--- Start of DATA TO PROCESS ---

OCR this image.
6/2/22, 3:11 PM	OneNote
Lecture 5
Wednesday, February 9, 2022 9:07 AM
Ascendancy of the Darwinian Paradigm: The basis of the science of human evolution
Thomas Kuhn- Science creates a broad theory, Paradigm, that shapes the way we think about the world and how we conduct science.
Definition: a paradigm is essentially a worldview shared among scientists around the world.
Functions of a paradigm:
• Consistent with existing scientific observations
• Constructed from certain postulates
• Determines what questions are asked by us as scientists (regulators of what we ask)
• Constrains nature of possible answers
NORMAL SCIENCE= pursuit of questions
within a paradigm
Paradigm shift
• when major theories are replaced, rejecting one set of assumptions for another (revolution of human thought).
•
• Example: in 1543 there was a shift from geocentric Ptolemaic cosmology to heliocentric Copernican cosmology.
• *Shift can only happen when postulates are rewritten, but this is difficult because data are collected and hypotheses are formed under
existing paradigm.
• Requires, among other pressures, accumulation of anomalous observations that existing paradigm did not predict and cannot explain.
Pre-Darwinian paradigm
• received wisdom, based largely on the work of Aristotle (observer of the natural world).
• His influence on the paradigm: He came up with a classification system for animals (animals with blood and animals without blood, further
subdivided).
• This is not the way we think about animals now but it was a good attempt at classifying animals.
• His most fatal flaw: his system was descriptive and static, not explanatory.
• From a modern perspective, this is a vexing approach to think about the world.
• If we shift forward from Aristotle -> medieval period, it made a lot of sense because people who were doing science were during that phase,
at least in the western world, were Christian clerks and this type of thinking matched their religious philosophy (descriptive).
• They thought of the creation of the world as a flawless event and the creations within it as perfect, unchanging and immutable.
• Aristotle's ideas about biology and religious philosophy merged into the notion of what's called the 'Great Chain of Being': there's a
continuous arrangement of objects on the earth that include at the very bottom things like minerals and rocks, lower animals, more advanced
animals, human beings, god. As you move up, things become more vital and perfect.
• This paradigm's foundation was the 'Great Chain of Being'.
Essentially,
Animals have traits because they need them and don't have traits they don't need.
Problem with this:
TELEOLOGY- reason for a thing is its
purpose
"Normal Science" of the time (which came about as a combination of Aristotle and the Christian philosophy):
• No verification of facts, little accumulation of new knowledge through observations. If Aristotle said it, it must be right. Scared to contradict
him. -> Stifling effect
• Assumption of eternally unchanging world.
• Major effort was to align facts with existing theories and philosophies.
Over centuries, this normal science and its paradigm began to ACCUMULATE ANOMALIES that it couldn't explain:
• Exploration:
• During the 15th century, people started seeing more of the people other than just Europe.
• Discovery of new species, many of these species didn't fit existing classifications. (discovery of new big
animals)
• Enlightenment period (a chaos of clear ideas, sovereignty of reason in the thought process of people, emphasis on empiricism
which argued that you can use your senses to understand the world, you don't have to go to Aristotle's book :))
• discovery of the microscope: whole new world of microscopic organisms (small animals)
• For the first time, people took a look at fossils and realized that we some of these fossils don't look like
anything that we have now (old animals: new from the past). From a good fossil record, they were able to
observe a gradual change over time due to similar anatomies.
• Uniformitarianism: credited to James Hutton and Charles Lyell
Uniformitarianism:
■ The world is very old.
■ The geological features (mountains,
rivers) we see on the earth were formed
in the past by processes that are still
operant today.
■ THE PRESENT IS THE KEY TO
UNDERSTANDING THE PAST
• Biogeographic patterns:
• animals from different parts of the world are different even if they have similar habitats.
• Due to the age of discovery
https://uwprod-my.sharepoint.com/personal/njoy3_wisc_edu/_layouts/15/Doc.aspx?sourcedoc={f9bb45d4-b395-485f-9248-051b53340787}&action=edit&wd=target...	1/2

--- End of DATA TO PROCESS ---

**WHAT NEEDS TO BE DONE**
Print the complete listing again, exactly as it stands.

**SOLUTION TO THIS PROBLEM**
OCR this image.
6/2/22, 3:11 PM	OneNote
Lecture 5
Wednesday, February 9, 2022 9:07 AM
Ascendancy of the Darwinian Paradigm: The basis of the science of human evolution
Thomas Kuhn- Science creates a broad theory, Paradigm, that shapes the way we think about the world and how we conduct science.
Definition: a paradigm is essentially a worldview shared among scientists around the world.
Functions of a paradigm:
• Consistent with existing scientific observations
• Constructed from certain postulates
• Determines what questions are asked by us as scientists (regulators of what we ask)
• Constrains nature of possible answers
NORMAL SCIENCE= pursuit of questions
within a paradigm
Paradigm shift
• when major theories are replaced, rejecting one set of assumptions for another (revolution of human thought).
•
• Example: in 1543 there was a shift from geocentric Ptolemaic cosmology to heliocentric Copernican cosmology.
• *Shift can only happen when postulates are rewritten, but this is difficult because data are collected and hypotheses are formed under
existing paradigm.
• Requires, among other pressures, accumulation of anomalous observations that existing paradigm did not predict and cannot explain.
Pre-Darwinian paradigm
• received wisdom, based largely on the work of Aristotle (observer of the natural world).
• His influence on the paradigm: He came up with a classification system for animals (animals with blood and animals without blood, further
subdivided).
• This is not the way we think about animals now but it was a good attempt at classifying animals.
• His most fatal flaw: his system was descriptive and static, not explanatory.
• From a modern perspective, this is a vexing approach to think about the world.
• If we shift forward from Aristotle -> medieval period, it made a lot of sense because people who were doing science were during that phase,
at least in the western world, were Christian clerks and this type of thinking matched their religious philosophy (descriptive).
• They thought of the creation of the world as a flawless event and the creations within it as perfect, unchanging and immutable.
• Aristotle's ideas about biology and religious philosophy merged into the notion of what's called the 'Great Chain of Being': there's a
continuous arrangement of objects on the earth that include at the very bottom things like minerals and rocks, lower animals, more advanced
animals, human beings, god. As you move up, things become more vital and perfect.
• This paradigm's foundation was the 'Great Chain of Being'.
Essentially,
Animals have traits because they need them and don't have traits they don't need.
Problem with this:
TELEOLOGY- reason for a thing is its
purpose
"Normal Science" of the time (which came about as a combination of Aristotle and the Christian philosophy):
• No verification of facts, little accumulation of new knowledge through observations. If Aristotle said it, it must be right. Scared to contradict
him. -> Stifling effect
• Assumption of eternally unchanging world.
• Major effort was to align facts with existing theories and philosophies.
Over centuries, this normal science and its paradigm began to ACCUMULATE ANOMALIES that it couldn't explain:
• Exploration:
• During the 15th century, people started seeing more of the people other than just Europe.
• Discovery of new species, many of these species didn't fit existing classifications. (discovery of new big
animals)
• Enlightenment period (a chaos of clear ideas, sovereignty of reason in the thought process of people, emphasis on empiricism
which argued that you can use your senses to understand the world, you don't have to go to Aristotle's book :))
• discovery of the microscope: whole new world of microscopic organisms (small animals)
• For the first time, people took a look at fossils and realized that we some of these fossils don't look like
anything that we have now (old animals: new from the past). From a good fossil record, they were able to
observe a gradual change over time due to similar anatomies.
• Uniformitarianism: credited to James Hutton and Charles Lyell
Uniformitarianism:
■ The world is very old.
■ The geological features (mountains,
rivers) we see on the earth were formed
in the past by processes that are still
operant today.
■ THE PRESENT IS THE KEY TO
UNDERSTANDING THE PAST
• Biogeographic patterns:
• animals from different parts of the world are different even if they have similar habitats.
• Due to the age of discovery
https://uwprod-my.sharepoint.com/personal/njoy3_wisc_edu/_layouts/15/Doc.aspx?sourcedoc={f9bb45d4-b395-485f-9248-051b53340787}&action=edit&wd=target...	1/2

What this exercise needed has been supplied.